What you will do. Look through the material and tally each line bearing the word "senac". Give only the total.

***

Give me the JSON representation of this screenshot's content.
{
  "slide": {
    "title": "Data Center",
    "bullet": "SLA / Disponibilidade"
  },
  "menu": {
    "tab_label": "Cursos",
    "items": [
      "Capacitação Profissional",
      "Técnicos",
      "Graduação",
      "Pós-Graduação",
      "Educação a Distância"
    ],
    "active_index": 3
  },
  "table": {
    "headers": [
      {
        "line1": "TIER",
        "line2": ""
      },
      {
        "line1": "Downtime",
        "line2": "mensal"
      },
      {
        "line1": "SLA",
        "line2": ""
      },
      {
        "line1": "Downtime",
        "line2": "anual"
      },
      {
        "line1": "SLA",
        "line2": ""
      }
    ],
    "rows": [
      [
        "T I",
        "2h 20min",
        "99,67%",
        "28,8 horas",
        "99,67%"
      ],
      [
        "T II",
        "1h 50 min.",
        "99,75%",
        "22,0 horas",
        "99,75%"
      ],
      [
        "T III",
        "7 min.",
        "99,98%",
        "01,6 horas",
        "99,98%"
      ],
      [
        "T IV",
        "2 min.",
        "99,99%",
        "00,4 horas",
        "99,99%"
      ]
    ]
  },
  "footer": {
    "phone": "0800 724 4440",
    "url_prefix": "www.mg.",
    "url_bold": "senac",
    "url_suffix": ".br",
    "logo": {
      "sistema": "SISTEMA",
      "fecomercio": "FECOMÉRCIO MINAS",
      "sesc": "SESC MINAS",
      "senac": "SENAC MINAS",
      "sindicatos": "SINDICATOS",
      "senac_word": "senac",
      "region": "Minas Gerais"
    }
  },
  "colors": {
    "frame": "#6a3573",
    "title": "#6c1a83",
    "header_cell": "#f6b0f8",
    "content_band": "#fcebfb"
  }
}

***

Written response. 3